Supplied material.

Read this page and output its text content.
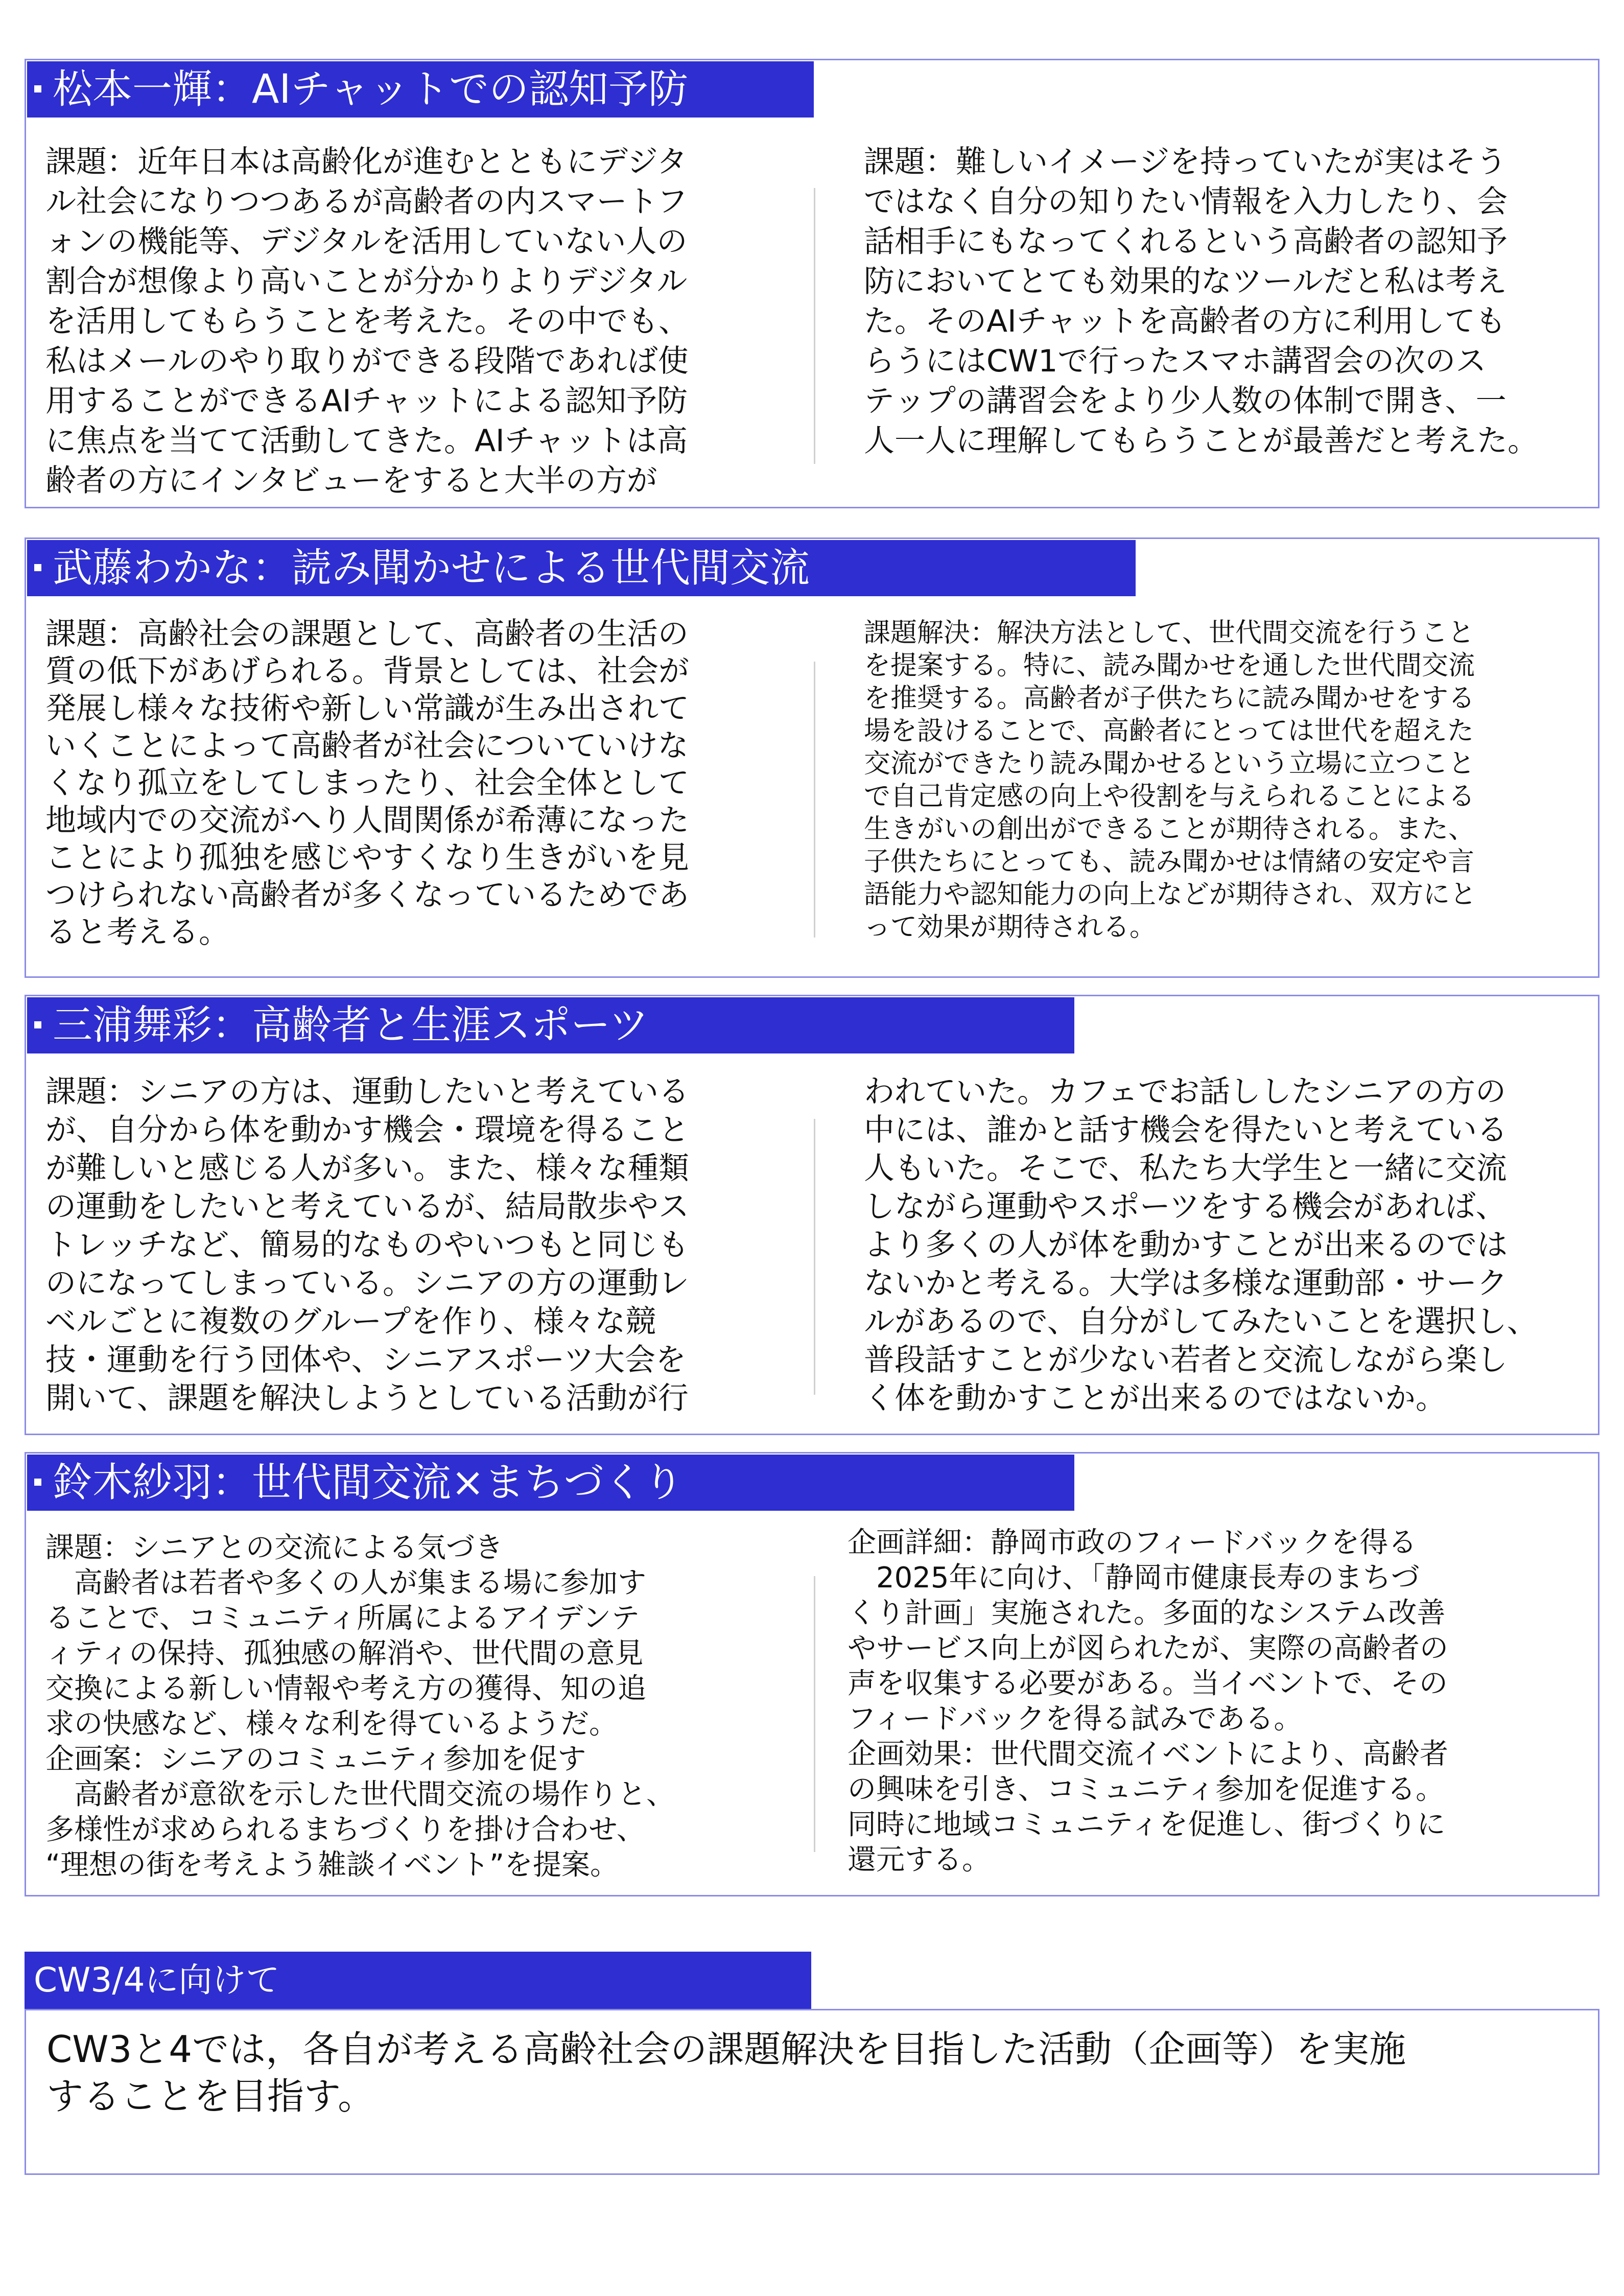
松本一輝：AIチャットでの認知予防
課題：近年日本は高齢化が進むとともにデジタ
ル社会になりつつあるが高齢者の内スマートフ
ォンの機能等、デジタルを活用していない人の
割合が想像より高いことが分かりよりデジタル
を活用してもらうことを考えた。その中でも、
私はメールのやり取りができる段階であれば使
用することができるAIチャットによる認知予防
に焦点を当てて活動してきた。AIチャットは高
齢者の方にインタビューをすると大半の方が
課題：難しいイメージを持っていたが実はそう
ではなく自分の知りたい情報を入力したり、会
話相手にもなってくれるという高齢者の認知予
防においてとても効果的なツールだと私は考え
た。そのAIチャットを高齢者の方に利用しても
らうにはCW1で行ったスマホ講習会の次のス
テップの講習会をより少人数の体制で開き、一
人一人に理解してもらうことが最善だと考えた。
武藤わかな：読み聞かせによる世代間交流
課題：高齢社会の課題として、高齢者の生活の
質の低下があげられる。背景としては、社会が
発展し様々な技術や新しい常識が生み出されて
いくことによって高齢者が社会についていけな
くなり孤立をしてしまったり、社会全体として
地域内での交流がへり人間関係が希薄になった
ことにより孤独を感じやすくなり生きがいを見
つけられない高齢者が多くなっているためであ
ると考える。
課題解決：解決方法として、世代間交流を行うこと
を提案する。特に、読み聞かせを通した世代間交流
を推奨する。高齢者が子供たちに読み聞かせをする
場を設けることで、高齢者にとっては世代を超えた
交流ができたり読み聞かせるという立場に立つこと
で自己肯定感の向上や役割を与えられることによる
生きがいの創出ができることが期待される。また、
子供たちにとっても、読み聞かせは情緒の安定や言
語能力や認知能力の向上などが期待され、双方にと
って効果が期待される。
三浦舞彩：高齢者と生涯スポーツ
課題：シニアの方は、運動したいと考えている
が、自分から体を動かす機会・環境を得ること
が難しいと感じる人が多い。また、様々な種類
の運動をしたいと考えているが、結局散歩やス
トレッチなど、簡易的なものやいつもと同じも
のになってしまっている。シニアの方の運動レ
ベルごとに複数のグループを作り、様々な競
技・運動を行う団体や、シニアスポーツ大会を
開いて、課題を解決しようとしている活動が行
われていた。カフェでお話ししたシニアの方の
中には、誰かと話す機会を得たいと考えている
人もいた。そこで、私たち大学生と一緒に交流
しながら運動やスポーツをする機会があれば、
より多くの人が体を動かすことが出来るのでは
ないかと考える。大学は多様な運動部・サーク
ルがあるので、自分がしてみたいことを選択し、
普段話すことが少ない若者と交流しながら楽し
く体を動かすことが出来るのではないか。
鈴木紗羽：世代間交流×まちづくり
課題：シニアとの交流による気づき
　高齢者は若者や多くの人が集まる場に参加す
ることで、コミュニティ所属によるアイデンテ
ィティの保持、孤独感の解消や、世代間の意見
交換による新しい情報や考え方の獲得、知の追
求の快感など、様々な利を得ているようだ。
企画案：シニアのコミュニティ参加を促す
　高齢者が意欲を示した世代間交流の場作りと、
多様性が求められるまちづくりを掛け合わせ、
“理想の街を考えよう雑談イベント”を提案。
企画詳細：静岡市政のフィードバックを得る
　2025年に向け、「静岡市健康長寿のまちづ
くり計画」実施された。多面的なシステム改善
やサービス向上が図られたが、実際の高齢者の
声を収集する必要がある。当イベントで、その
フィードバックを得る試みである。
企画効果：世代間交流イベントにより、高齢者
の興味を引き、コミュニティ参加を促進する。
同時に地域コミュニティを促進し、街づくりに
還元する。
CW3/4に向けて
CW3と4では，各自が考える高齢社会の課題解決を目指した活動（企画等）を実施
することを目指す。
--
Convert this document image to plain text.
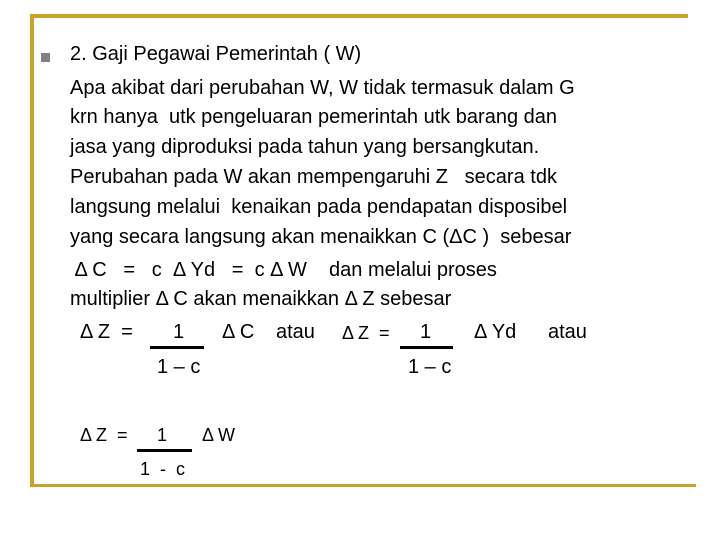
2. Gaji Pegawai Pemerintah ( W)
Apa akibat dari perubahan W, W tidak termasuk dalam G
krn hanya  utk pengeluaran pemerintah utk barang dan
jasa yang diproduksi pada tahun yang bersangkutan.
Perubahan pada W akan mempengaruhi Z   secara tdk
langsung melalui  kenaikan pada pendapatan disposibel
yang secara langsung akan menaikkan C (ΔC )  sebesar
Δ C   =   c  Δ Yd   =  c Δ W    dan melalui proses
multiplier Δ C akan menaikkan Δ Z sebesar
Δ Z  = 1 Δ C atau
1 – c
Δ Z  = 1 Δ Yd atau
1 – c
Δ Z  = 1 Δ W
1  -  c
==
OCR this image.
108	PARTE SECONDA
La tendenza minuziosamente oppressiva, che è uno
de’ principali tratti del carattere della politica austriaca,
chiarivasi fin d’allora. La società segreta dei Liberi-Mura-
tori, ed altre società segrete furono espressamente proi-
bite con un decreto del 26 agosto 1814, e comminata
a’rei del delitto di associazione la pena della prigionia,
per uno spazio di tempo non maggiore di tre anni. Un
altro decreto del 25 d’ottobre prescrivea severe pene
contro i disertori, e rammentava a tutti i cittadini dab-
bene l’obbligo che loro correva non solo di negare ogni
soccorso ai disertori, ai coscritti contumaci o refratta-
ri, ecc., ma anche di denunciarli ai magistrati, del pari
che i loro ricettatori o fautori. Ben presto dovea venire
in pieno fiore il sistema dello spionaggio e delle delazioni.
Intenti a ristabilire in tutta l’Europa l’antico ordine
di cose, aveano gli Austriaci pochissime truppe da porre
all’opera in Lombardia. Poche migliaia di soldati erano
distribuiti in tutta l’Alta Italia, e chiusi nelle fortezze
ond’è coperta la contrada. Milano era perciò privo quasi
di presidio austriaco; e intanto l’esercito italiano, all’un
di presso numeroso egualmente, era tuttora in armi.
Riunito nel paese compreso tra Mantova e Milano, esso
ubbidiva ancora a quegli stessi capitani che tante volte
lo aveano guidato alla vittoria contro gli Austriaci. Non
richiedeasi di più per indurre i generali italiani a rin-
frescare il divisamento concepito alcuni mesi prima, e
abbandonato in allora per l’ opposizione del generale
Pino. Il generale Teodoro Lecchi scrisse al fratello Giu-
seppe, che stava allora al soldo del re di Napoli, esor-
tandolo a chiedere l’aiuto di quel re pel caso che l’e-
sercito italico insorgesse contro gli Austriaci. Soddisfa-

Request. Show every line where the string "decreto" appears.

In response.
bite con un decreto del 26 agosto 1814, e comminata
altro decreto del 25 d’ottobre prescrivea severe pene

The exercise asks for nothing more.